>>>
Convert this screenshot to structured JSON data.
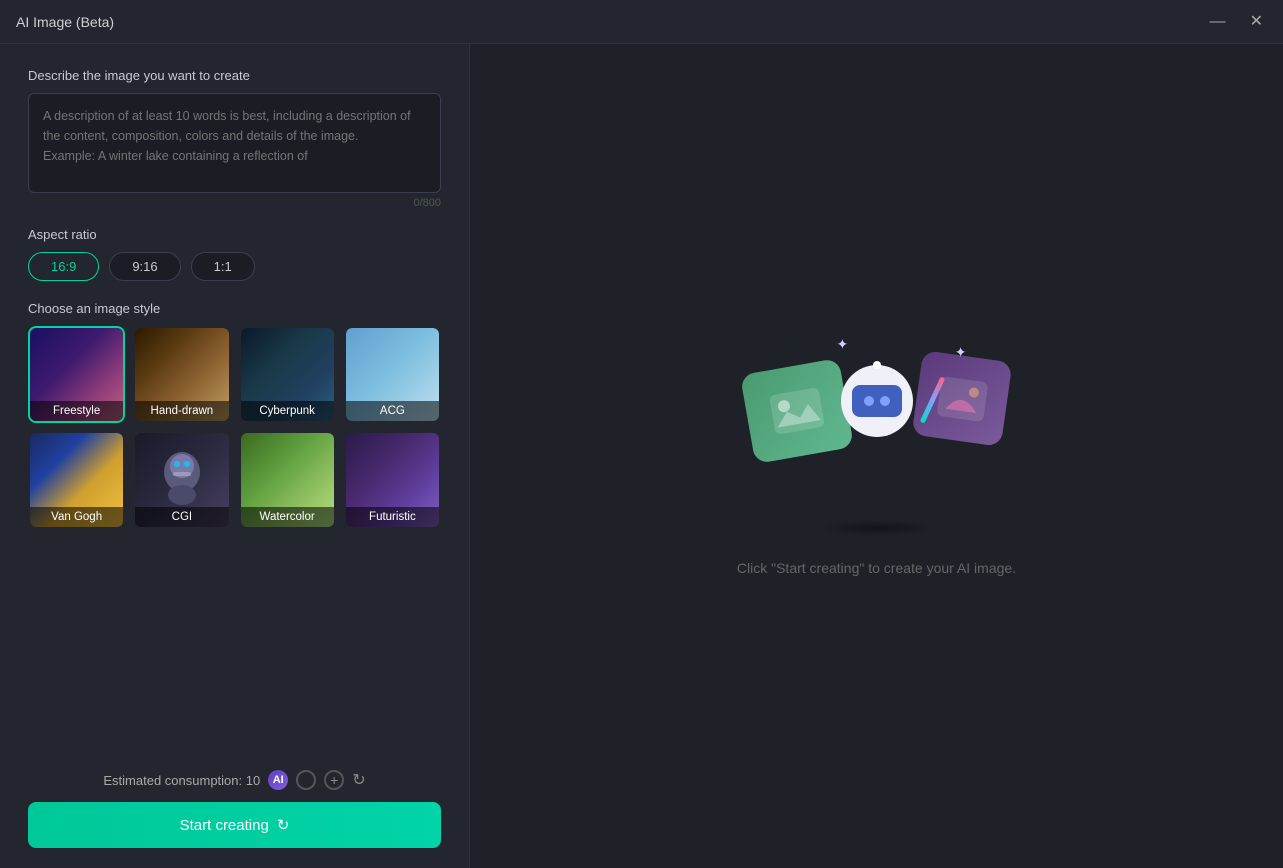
{
  "window": {
    "title": "AI Image (Beta)"
  },
  "titlebar": {
    "minimize_label": "—",
    "close_label": "✕"
  },
  "left": {
    "describe_label": "Describe the image you want to create",
    "textarea_placeholder": "A description of at least 10 words is best, including a description of the content, composition, colors and details of the image.\nExample: A winter lake containing a reflection of",
    "char_count": "0/800",
    "aspect_ratio_label": "Aspect ratio",
    "aspect_options": [
      {
        "id": "16_9",
        "label": "16:9",
        "active": true
      },
      {
        "id": "9_16",
        "label": "9:16",
        "active": false
      },
      {
        "id": "1_1",
        "label": "1:1",
        "active": false
      }
    ],
    "style_label": "Choose an image style",
    "styles": [
      {
        "id": "freestyle",
        "label": "Freestyle",
        "selected": true,
        "css_class": "style-freestyle"
      },
      {
        "id": "handdrawn",
        "label": "Hand-drawn",
        "selected": false,
        "css_class": "style-handdrawn"
      },
      {
        "id": "cyberpunk",
        "label": "Cyberpunk",
        "selected": false,
        "css_class": "style-cyberpunk"
      },
      {
        "id": "acg",
        "label": "ACG",
        "selected": false,
        "css_class": "style-acg"
      },
      {
        "id": "vangogh",
        "label": "Van Gogh",
        "selected": false,
        "css_class": "style-vangogh"
      },
      {
        "id": "cgi",
        "label": "CGI",
        "selected": false,
        "css_class": "style-cgi"
      },
      {
        "id": "watercolor",
        "label": "Watercolor",
        "selected": false,
        "css_class": "style-watercolor"
      },
      {
        "id": "futuristic",
        "label": "Futuristic",
        "selected": false,
        "css_class": "style-futuristic"
      }
    ],
    "consumption_label": "Estimated consumption: 10",
    "start_btn_label": "Start creating"
  },
  "right": {
    "placeholder_text": "Click \"Start creating\" to create your AI image."
  }
}
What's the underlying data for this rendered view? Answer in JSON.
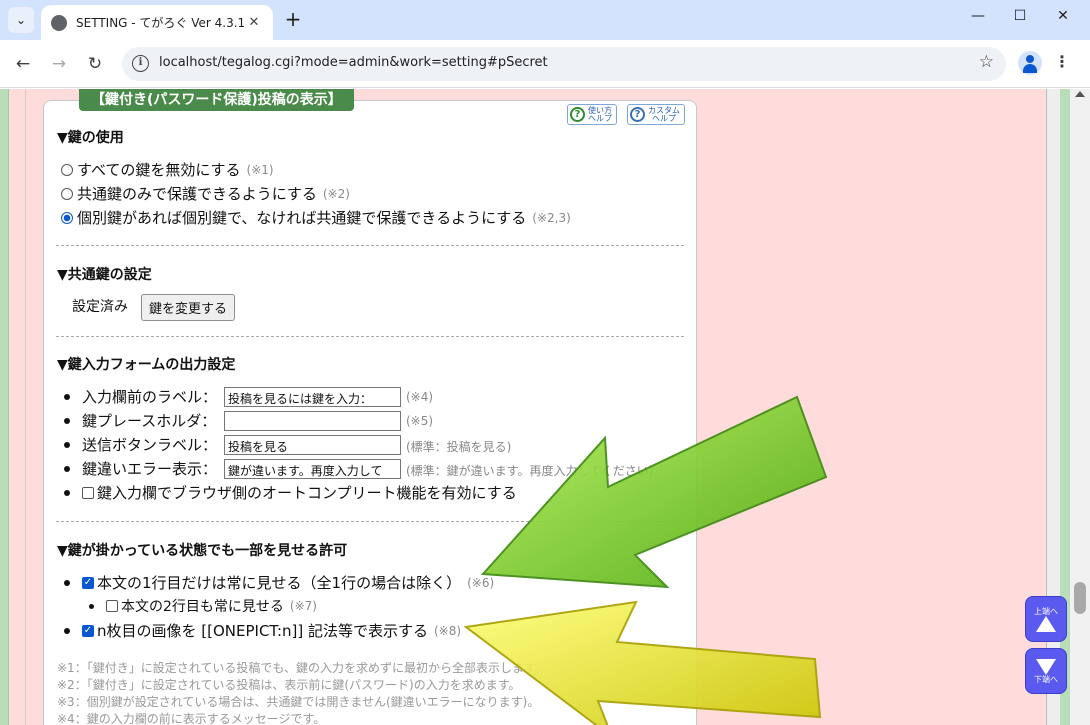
{
  "browser": {
    "tab_title": "SETTING - てがろぐ Ver 4.3.1",
    "new_tab": "+",
    "url": "localhost/tegalog.cgi?mode=admin&work=setting#pSecret"
  },
  "panel": {
    "title": "【鍵付き(パスワード保護)投稿の表示】",
    "help1": [
      "使い方",
      "ヘルプ"
    ],
    "help2": [
      "カスタム",
      "ヘルプ"
    ]
  },
  "sec1": {
    "heading": "▼鍵の使用",
    "options": [
      {
        "label": "すべての鍵を無効にする",
        "note": "(※1)",
        "selected": false
      },
      {
        "label": "共通鍵のみで保護できるようにする",
        "note": "(※2)",
        "selected": false
      },
      {
        "label": "個別鍵があれば個別鍵で、なければ共通鍵で保護できるようにする",
        "note": "(※2,3)",
        "selected": true
      }
    ]
  },
  "sec2": {
    "heading": "▼共通鍵の設定",
    "status": "設定済み",
    "button": "鍵を変更する"
  },
  "sec3": {
    "heading": "▼鍵入力フォームの出力設定",
    "rows": [
      {
        "label": "入力欄前のラベル：",
        "value": "投稿を見るには鍵を入力：",
        "note": "(※4)"
      },
      {
        "label": "鍵プレースホルダ：",
        "value": "",
        "note": "(※5)"
      },
      {
        "label": "送信ボタンラベル：",
        "value": "投稿を見る",
        "note": "(標準：投稿を見る)"
      },
      {
        "label": "鍵違いエラー表示：",
        "value": "鍵が違います。再度入力して",
        "note": "(標準：鍵が違います。再度入力してください)"
      }
    ],
    "autocomplete": {
      "label": "鍵入力欄でブラウザ側のオートコンプリート機能を有効にする",
      "checked": false
    }
  },
  "sec4": {
    "heading": "▼鍵が掛かっている状態でも一部を見せる許可",
    "items": [
      {
        "label": "本文の1行目だけは常に見せる（全1行の場合は除く）",
        "note": "(※6)",
        "checked": true
      },
      {
        "label": "本文の2行目も常に見せる",
        "note": "(※7)",
        "checked": false
      },
      {
        "label": "n枚目の画像を [[ONEPICT:n]] 記法等で表示する",
        "note": "(※8)",
        "checked": true
      }
    ]
  },
  "footnotes": [
    "※1：「鍵付き」に設定されている投稿でも、鍵の入力を求めずに最初から全部表示します。",
    "※2：「鍵付き」に設定されている投稿は、表示前に鍵(パスワード)の入力を求めます。",
    "※3：個別鍵が設定されている場合は、共通鍵では開きません(鍵違いエラーになります)。",
    "※4：鍵の入力欄の前に表示するメッセージです。"
  ],
  "nav": {
    "top": "上端へ",
    "bottom": "下端へ"
  },
  "colors": {
    "panel_title_bg": "#4a8a4a",
    "page_bg": "#ffdcdc",
    "nav_btn": "#5a5af0",
    "arrow_green": "#66cc11",
    "arrow_yellow": "#eeee22"
  }
}
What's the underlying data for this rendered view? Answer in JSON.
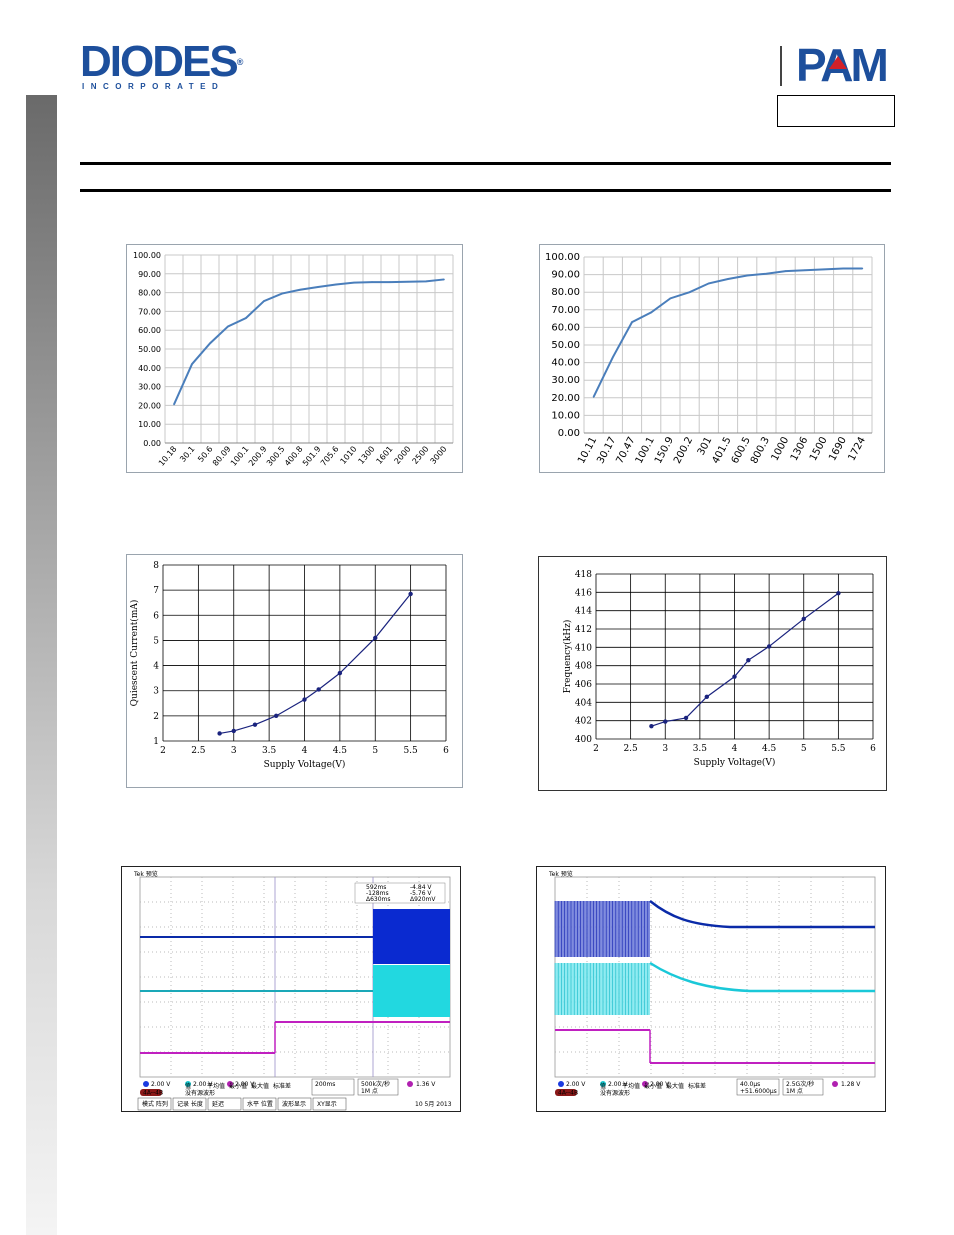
{
  "header": {
    "brand_left": "DIODES",
    "brand_left_sub": "INCORPORATED",
    "brand_left_mark": "®",
    "brand_right": "PAM",
    "brand_right_accent": "#d22028",
    "brand_color": "#1d4f9c"
  },
  "chart_data": [
    {
      "type": "line",
      "categories": [
        "10.18",
        "30.1",
        "50.6",
        "80.09",
        "100.1",
        "200.9",
        "300.5",
        "400.8",
        "501.9",
        "705.6",
        "1010",
        "1300",
        "1601",
        "2000",
        "2500",
        "3000"
      ],
      "series": [
        {
          "values": [
            20.5,
            42,
            53,
            62,
            66.5,
            75.5,
            79.5,
            81.5,
            83,
            84.3,
            85.3,
            85.6,
            85.6,
            85.8,
            86,
            87
          ]
        }
      ],
      "ylim": [
        0,
        100
      ],
      "yticks": [
        "0.00",
        "10.00",
        "20.00",
        "30.00",
        "40.00",
        "50.00",
        "60.00",
        "70.00",
        "80.00",
        "90.00",
        "100.00"
      ],
      "color": "#4a7ebb",
      "grid": true
    },
    {
      "type": "line",
      "categories": [
        "10.11",
        "30.17",
        "70.47",
        "100.1",
        "150.9",
        "200.2",
        "301",
        "401.5",
        "600.5",
        "800.3",
        "1000",
        "1306",
        "1500",
        "1690",
        "1724"
      ],
      "series": [
        {
          "values": [
            20.5,
            43,
            63,
            68.5,
            76.5,
            80,
            85,
            87.5,
            89.5,
            90.5,
            92,
            92.5,
            93,
            93.5,
            93.5
          ]
        }
      ],
      "ylim": [
        0,
        100
      ],
      "yticks": [
        "0.00",
        "10.00",
        "20.00",
        "30.00",
        "40.00",
        "50.00",
        "60.00",
        "70.00",
        "80.00",
        "90.00",
        "100.00"
      ],
      "color": "#4a7ebb",
      "grid": true
    },
    {
      "type": "line",
      "x": [
        2.8,
        3.0,
        3.3,
        3.6,
        4.0,
        4.2,
        4.5,
        5.0,
        5.5
      ],
      "series": [
        {
          "values": [
            1.3,
            1.4,
            1.65,
            2.0,
            2.65,
            3.05,
            3.7,
            5.1,
            6.85
          ]
        }
      ],
      "xlim": [
        2,
        6
      ],
      "ylim": [
        1,
        8
      ],
      "xticks": [
        "2",
        "2.5",
        "3",
        "3.5",
        "4",
        "4.5",
        "5",
        "5.5",
        "6"
      ],
      "yticks": [
        "1",
        "2",
        "3",
        "4",
        "5",
        "6",
        "7",
        "8"
      ],
      "xlabel": "Supply Voltage(V)",
      "ylabel": "Quiescent Current(mA)",
      "color": "#1a237e",
      "grid": true
    },
    {
      "type": "line",
      "x": [
        2.8,
        3.0,
        3.3,
        3.6,
        4.0,
        4.2,
        4.5,
        5.0,
        5.5
      ],
      "series": [
        {
          "values": [
            401.4,
            401.9,
            402.3,
            404.6,
            406.8,
            408.6,
            410.1,
            413.1,
            415.9
          ]
        }
      ],
      "xlim": [
        2,
        6
      ],
      "ylim": [
        400,
        418
      ],
      "xticks": [
        "2",
        "2.5",
        "3",
        "3.5",
        "4",
        "4.5",
        "5",
        "5.5",
        "6"
      ],
      "yticks": [
        "400",
        "402",
        "404",
        "406",
        "408",
        "410",
        "412",
        "414",
        "416",
        "418"
      ],
      "xlabel": "Supply Voltage(V)",
      "ylabel": "Frequency(kHz)",
      "color": "#1a237e",
      "grid": true
    }
  ],
  "scopes": {
    "left": {
      "brand": "Tek",
      "mode": "预览",
      "cursor_readout": [
        "592ms",
        "-128ms",
        "Δ630ms",
        "-4.84 V",
        "-5.76 V",
        "Δ920mV"
      ],
      "ch1": "2.00 V",
      "ch2": "2.00 V",
      "ch3": "2.00 V",
      "ref": "4A--4B",
      "timebase": "200ms",
      "sample": "500k次/秒",
      "points": "1M 点",
      "trigger": "1.36 V",
      "menu": [
        "模式 阵列",
        "记录 长度",
        "延迟",
        "水平 位置",
        "波形显示",
        "XY显示"
      ],
      "stat_labels": [
        "值",
        "平均值",
        "最小值",
        "最大值",
        "标准差"
      ],
      "note": "没有源波形",
      "datetime": "10 5月 2013"
    },
    "right": {
      "brand": "Tek",
      "mode": "预览",
      "ch1": "2.00 V",
      "ch2": "2.00 V",
      "ch3": "2.00 V",
      "ref": "4A--4B",
      "timebase": "40.0μs",
      "sample": "2.5G次/秒",
      "points": "1M 点",
      "trigger": "1.28 V",
      "offset": "+51.6000μs",
      "stat_labels": [
        "值",
        "平均值",
        "最小值",
        "最大值",
        "标准差"
      ],
      "note": "没有源波形"
    }
  }
}
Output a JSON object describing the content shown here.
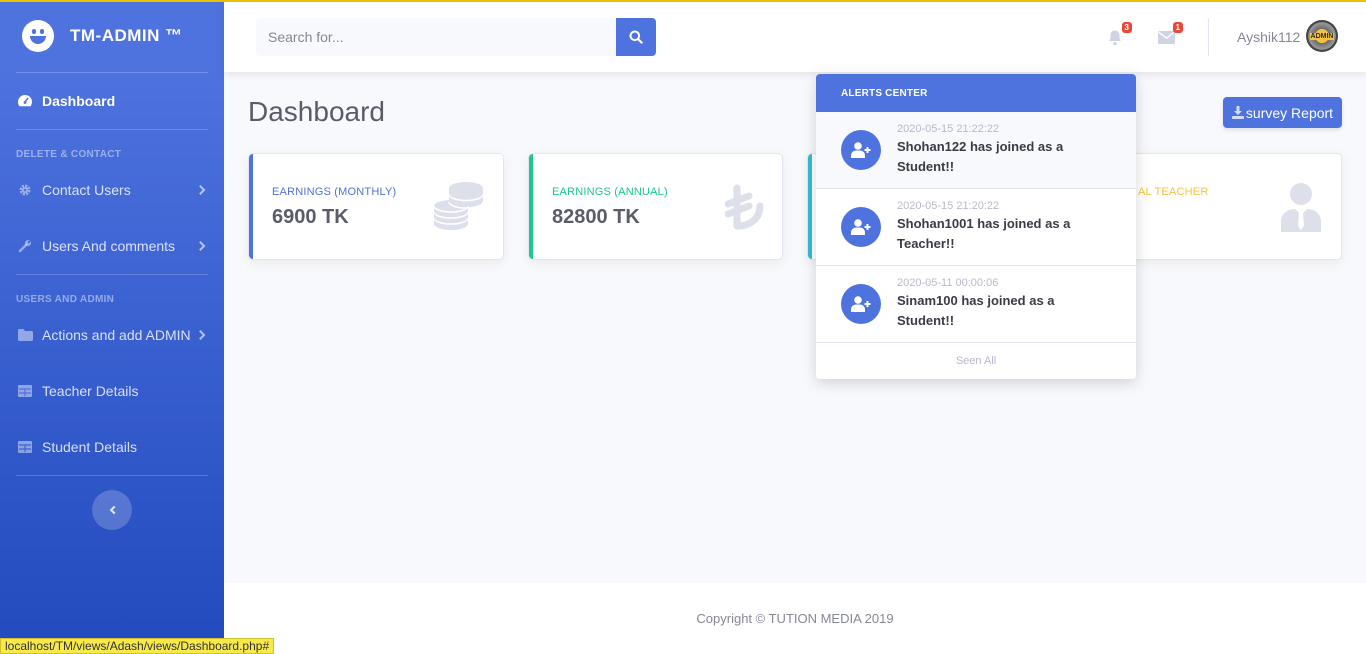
<<<
**TO BE DONE**
Reply with nothing but the number of lines that contain the word "content".

**FINAL ANSWER**
2